Collected data entries |
start

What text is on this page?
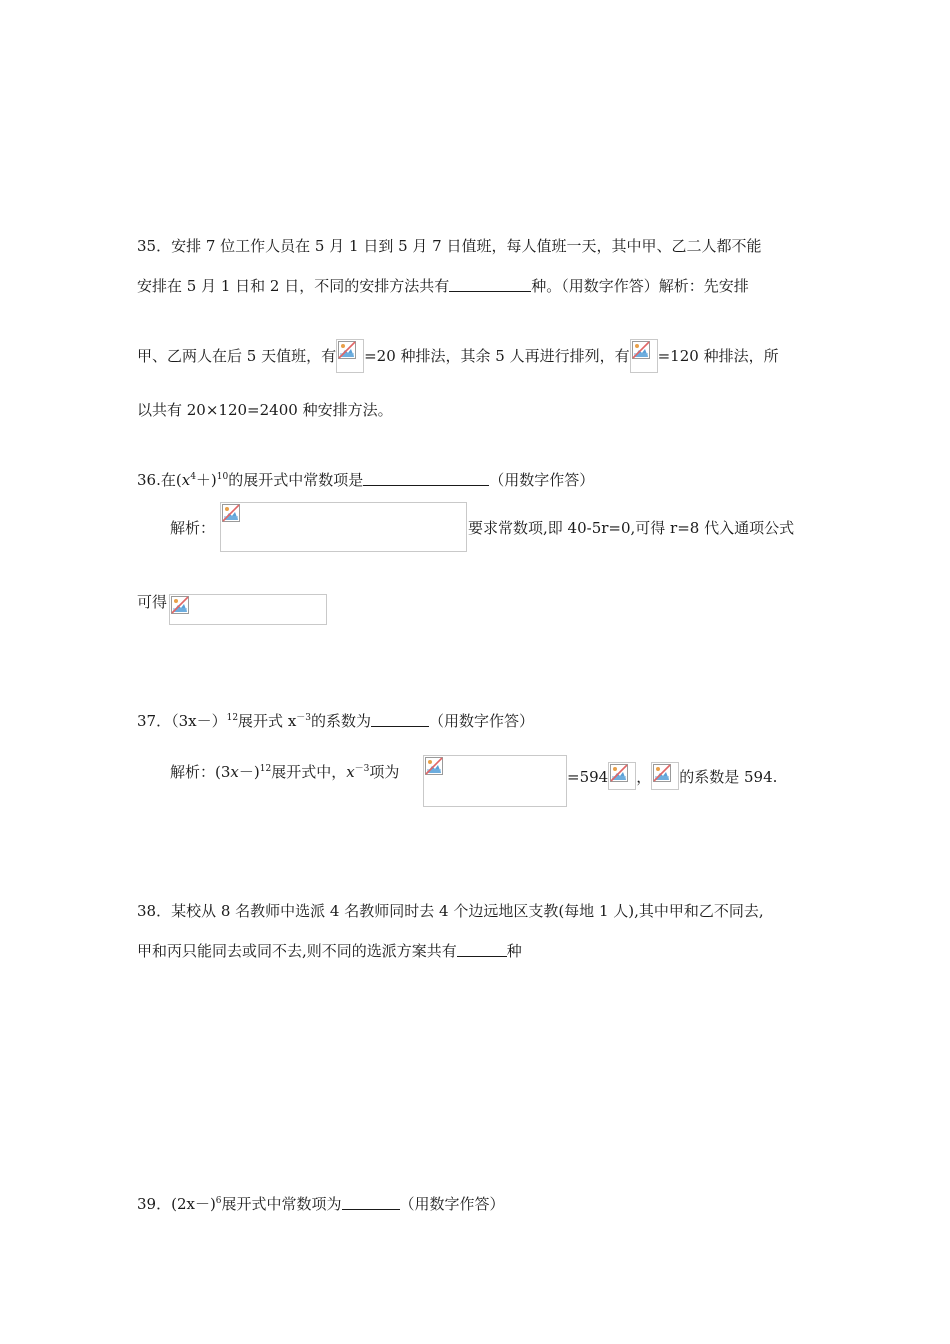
35．安排 7 位工作人员在 5 月 1 日到 5 月 7 日值班，每人值班一天，其中甲、乙二人都不能
安排在 5 月 1 日和 2 日，不同的安排方法共有	种。（用数字作答）解析：先安排
甲、乙两人在后 5 天值班，有 =20 种排法，其余 5 人再进行排列，有 =120 种排法，所
以共有 20×120=2400 种安排方法。
36.在$(x^4+)^{10}$的展开式中常数项是	（用数字作答）
解析：	要求常数项,即 40-5r=0,可得 r=8 代入通项公式
可得
37．$(3x-)^{12}$展开式 $x^{-3}$的系数为	（用数字作答）
解析：$(3x-)^{12}$展开式中，$x^{-3}$项为	=594 ， 的系数是 594.
38．某校从 8 名教师中选派 4 名教师同时去 4 个边远地区支教(每地 1 人),其中甲和乙不同去,
甲和丙只能同去或同不去,则不同的选派方案共有	种
39．$(2x-)^6$展开式中常数项为	（用数字作答）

end

What is being asked | Extract all the entries word for word; omit any pictures.

Solution |
What text is on this page?
35．安排 7 位工作人员在 5 月 1 日到 5 月 7 日值班，每人值班一天，其中甲、乙二人都不能
安排在 5 月 1 日和 2 日，不同的安排方法共有	种。（用数字作答）解析：先安排
甲、乙两人在后 5 天值班，有 =20 种排法，其余 5 人再进行排列，有 =120 种排法，所
以共有 20×120=2400 种安排方法。
36.在$(x^4+)^{10}$的展开式中常数项是	（用数字作答）
解析：	要求常数项,即 40-5r=0,可得 r=8 代入通项公式
可得
37．$(3x-)^{12}$展开式 $x^{-3}$的系数为	（用数字作答）
解析：$(3x-)^{12}$展开式中，$x^{-3}$项为	=594 ， 的系数是 594.
38．某校从 8 名教师中选派 4 名教师同时去 4 个边远地区支教(每地 1 人),其中甲和乙不同去,
甲和丙只能同去或同不去,则不同的选派方案共有	种
39．$(2x-)^6$展开式中常数项为	（用数字作答）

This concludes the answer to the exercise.